**EXERCISE REQUIREMENTS**
Quote, without change, all of the lines that follow.

**STORED DATA**

# # # #

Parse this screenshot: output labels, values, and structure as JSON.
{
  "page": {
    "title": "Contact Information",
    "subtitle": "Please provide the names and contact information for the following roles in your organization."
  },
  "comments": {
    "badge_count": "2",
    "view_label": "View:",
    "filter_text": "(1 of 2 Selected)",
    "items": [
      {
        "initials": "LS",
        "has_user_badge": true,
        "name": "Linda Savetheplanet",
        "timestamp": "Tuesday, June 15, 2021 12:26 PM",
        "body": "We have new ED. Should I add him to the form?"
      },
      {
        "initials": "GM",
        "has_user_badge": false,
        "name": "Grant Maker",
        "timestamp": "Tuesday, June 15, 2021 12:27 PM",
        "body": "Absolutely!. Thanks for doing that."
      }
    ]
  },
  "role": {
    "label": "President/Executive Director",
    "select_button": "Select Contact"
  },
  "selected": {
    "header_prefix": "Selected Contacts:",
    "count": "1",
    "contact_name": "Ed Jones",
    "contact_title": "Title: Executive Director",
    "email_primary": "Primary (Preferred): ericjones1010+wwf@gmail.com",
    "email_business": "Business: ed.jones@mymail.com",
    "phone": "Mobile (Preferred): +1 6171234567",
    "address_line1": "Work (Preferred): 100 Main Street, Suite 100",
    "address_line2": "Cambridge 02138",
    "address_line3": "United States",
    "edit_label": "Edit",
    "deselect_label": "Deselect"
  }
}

# # # #

**TASK RESPONSE**
Parse this screenshot: output labels, values, and structure as JSON.
{
  "page": {
    "title": "Contact Information",
    "subtitle": "Please provide the names and contact information for the following roles in your organization."
  },
  "comments": {
    "badge_count": "2",
    "view_label": "View:",
    "filter_text": "(1 of 2 Selected)",
    "items": [
      {
        "initials": "LS",
        "has_user_badge": true,
        "name": "Linda Savetheplanet",
        "timestamp": "Tuesday, June 15, 2021 12:26 PM",
        "body": "We have new ED. Should I add him to the form?"
      },
      {
        "initials": "GM",
        "has_user_badge": false,
        "name": "Grant Maker",
        "timestamp": "Tuesday, June 15, 2021 12:27 PM",
        "body": "Absolutely!. Thanks for doing that."
      }
    ]
  },
  "role": {
    "label": "President/Executive Director",
    "select_button": "Select Contact"
  },
  "selected": {
    "header_prefix": "Selected Contacts:",
    "count": "1",
    "contact_name": "Ed Jones",
    "contact_title": "Title: Executive Director",
    "email_primary": "Primary (Preferred): ericjones1010+wwf@gmail.com",
    "email_business": "Business: ed.jones@mymail.com",
    "phone": "Mobile (Preferred): +1 6171234567",
    "address_line1": "Work (Preferred): 100 Main Street, Suite 100",
    "address_line2": "Cambridge 02138",
    "address_line3": "United States",
    "edit_label": "Edit",
    "deselect_label": "Deselect"
  }
}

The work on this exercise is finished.